[EXTRACTED INFORMATION]
****************

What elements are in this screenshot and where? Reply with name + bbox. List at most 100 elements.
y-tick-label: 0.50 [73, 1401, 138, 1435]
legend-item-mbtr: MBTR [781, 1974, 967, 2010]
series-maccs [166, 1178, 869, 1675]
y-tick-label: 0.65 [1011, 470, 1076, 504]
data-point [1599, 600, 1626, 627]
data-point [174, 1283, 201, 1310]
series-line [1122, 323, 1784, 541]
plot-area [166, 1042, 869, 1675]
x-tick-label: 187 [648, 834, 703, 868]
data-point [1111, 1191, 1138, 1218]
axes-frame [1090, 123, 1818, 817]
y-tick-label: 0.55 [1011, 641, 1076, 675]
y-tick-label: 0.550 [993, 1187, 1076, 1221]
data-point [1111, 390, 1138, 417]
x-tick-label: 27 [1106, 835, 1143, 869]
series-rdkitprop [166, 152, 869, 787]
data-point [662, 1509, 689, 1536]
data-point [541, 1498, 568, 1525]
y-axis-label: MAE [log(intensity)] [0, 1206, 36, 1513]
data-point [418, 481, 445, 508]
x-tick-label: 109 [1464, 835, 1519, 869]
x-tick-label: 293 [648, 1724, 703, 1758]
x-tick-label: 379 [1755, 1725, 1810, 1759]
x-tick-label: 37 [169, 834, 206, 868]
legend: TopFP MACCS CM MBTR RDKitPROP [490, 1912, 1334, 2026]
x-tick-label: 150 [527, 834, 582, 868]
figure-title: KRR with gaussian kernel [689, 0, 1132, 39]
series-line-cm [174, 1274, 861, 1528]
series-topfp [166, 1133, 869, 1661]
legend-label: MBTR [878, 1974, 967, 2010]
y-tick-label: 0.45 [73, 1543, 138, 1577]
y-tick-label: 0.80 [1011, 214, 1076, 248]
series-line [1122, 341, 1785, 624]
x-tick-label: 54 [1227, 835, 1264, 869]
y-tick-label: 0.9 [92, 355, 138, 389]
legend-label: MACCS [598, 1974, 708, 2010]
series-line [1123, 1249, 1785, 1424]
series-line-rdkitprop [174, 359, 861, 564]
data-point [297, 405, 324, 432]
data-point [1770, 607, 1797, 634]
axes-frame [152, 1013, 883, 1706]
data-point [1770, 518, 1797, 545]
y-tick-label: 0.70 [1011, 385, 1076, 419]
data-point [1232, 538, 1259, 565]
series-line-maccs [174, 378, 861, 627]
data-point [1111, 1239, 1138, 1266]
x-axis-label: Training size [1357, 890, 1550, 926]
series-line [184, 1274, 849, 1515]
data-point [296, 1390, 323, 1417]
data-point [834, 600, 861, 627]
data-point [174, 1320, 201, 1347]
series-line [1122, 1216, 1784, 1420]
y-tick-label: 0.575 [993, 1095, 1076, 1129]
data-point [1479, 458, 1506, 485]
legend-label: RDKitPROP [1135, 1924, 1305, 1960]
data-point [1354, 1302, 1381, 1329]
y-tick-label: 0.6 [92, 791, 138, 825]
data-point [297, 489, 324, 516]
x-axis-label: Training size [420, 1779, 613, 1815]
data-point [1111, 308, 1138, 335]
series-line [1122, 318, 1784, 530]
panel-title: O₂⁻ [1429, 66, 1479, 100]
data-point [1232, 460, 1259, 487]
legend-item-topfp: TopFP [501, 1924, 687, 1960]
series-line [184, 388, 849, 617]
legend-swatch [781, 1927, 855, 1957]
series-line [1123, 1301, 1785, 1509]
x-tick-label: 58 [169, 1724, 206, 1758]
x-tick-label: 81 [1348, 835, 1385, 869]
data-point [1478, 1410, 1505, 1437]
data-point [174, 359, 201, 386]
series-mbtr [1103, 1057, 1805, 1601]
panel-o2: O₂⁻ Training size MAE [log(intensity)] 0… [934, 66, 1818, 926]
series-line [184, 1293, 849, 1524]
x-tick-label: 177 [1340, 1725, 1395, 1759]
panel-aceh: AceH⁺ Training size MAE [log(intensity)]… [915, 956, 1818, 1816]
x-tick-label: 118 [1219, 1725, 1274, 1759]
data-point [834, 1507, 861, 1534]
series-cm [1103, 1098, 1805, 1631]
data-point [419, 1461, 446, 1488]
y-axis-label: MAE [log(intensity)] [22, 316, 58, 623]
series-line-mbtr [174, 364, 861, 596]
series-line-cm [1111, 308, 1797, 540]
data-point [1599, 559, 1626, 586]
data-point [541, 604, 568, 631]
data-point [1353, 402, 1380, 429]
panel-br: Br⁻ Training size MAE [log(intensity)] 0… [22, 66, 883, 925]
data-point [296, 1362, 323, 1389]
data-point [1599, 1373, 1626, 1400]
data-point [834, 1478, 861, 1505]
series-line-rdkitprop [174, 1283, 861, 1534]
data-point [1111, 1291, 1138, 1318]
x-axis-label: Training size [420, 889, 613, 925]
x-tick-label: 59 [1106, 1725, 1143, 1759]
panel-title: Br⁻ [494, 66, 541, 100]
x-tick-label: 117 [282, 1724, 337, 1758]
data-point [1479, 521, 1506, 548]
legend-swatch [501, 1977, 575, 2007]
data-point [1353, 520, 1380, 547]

****************

[YOUR OBJECTIVE]
Update the data above by changing each "data-point" to "marker" and leaving every other part unchanged.

[ANSWER]
What elements are in this screenshot and where? Reply with name + bbox. List at most 100 elements.
y-tick-label: 0.50 [73, 1401, 138, 1435]
legend-item-mbtr: MBTR [781, 1974, 967, 2010]
series-maccs [166, 1178, 869, 1675]
y-tick-label: 0.65 [1011, 470, 1076, 504]
marker [1599, 600, 1626, 627]
marker [174, 1283, 201, 1310]
series-line [1122, 323, 1784, 541]
plot-area [166, 1042, 869, 1675]
x-tick-label: 187 [648, 834, 703, 868]
marker [1111, 1191, 1138, 1218]
axes-frame [1090, 123, 1818, 817]
y-tick-label: 0.55 [1011, 641, 1076, 675]
y-tick-label: 0.550 [993, 1187, 1076, 1221]
marker [1111, 390, 1138, 417]
x-tick-label: 27 [1106, 835, 1143, 869]
series-rdkitprop [166, 152, 869, 787]
marker [662, 1509, 689, 1536]
marker [541, 1498, 568, 1525]
y-axis-label: MAE [log(intensity)] [0, 1206, 36, 1513]
marker [418, 481, 445, 508]
x-tick-label: 109 [1464, 835, 1519, 869]
x-tick-label: 293 [648, 1724, 703, 1758]
x-tick-label: 379 [1755, 1725, 1810, 1759]
x-tick-label: 37 [169, 834, 206, 868]
legend: TopFP MACCS CM MBTR RDKitPROP [490, 1912, 1334, 2026]
x-tick-label: 150 [527, 834, 582, 868]
figure-title: KRR with gaussian kernel [689, 0, 1132, 39]
series-line-cm [174, 1274, 861, 1528]
series-topfp [166, 1133, 869, 1661]
legend-label: MBTR [878, 1974, 967, 2010]
y-tick-label: 0.45 [73, 1543, 138, 1577]
y-tick-label: 0.80 [1011, 214, 1076, 248]
series-line [1122, 341, 1785, 624]
x-tick-label: 54 [1227, 835, 1264, 869]
y-tick-label: 0.9 [92, 355, 138, 389]
legend-label: MACCS [598, 1974, 708, 2010]
series-line [1123, 1249, 1785, 1424]
series-line-rdkitprop [174, 359, 861, 564]
marker [297, 405, 324, 432]
marker [1770, 607, 1797, 634]
axes-frame [152, 1013, 883, 1706]
marker [1770, 518, 1797, 545]
y-tick-label: 0.70 [1011, 385, 1076, 419]
marker [1232, 538, 1259, 565]
series-line-maccs [174, 378, 861, 627]
marker [1111, 1239, 1138, 1266]
x-axis-label: Training size [1357, 890, 1550, 926]
series-line [184, 1274, 849, 1515]
marker [296, 1390, 323, 1417]
marker [834, 600, 861, 627]
marker [174, 1320, 201, 1347]
series-line [1122, 1216, 1784, 1420]
y-tick-label: 0.575 [993, 1095, 1076, 1129]
marker [1479, 458, 1506, 485]
legend-label: RDKitPROP [1135, 1924, 1305, 1960]
marker [1354, 1302, 1381, 1329]
y-tick-label: 0.6 [92, 791, 138, 825]
marker [297, 489, 324, 516]
x-axis-label: Training size [420, 1779, 613, 1815]
marker [1111, 308, 1138, 335]
series-line [1122, 318, 1784, 530]
panel-title: O₂⁻ [1429, 66, 1479, 100]
marker [1232, 460, 1259, 487]
legend-item-topfp: TopFP [501, 1924, 687, 1960]
series-line [184, 388, 849, 617]
legend-swatch [781, 1927, 855, 1957]
series-line [1123, 1301, 1785, 1509]
x-tick-label: 58 [169, 1724, 206, 1758]
x-tick-label: 81 [1348, 835, 1385, 869]
marker [1478, 1410, 1505, 1437]
marker [174, 359, 201, 386]
series-mbtr [1103, 1057, 1805, 1601]
panel-o2: O₂⁻ Training size MAE [log(intensity)] 0… [934, 66, 1818, 926]
series-line [184, 1293, 849, 1524]
x-tick-label: 177 [1340, 1725, 1395, 1759]
panel-aceh: AceH⁺ Training size MAE [log(intensity)]… [915, 956, 1818, 1816]
x-tick-label: 118 [1219, 1725, 1274, 1759]
marker [834, 1507, 861, 1534]
series-cm [1103, 1098, 1805, 1631]
marker [419, 1461, 446, 1488]
y-axis-label: MAE [log(intensity)] [22, 316, 58, 623]
series-line-mbtr [174, 364, 861, 596]
series-line-cm [1111, 308, 1797, 540]
marker [1599, 559, 1626, 586]
marker [541, 604, 568, 631]
marker [1353, 402, 1380, 429]
panel-br: Br⁻ Training size MAE [log(intensity)] 0… [22, 66, 883, 925]
marker [296, 1362, 323, 1389]
marker [1599, 1373, 1626, 1400]
marker [834, 1478, 861, 1505]
series-line-rdkitprop [174, 1283, 861, 1534]
marker [1111, 1291, 1138, 1318]
x-axis-label: Training size [420, 889, 613, 925]
x-tick-label: 59 [1106, 1725, 1143, 1759]
panel-title: Br⁻ [494, 66, 541, 100]
x-tick-label: 117 [282, 1724, 337, 1758]
marker [1479, 521, 1506, 548]
legend-swatch [501, 1977, 575, 2007]
marker [1353, 520, 1380, 547]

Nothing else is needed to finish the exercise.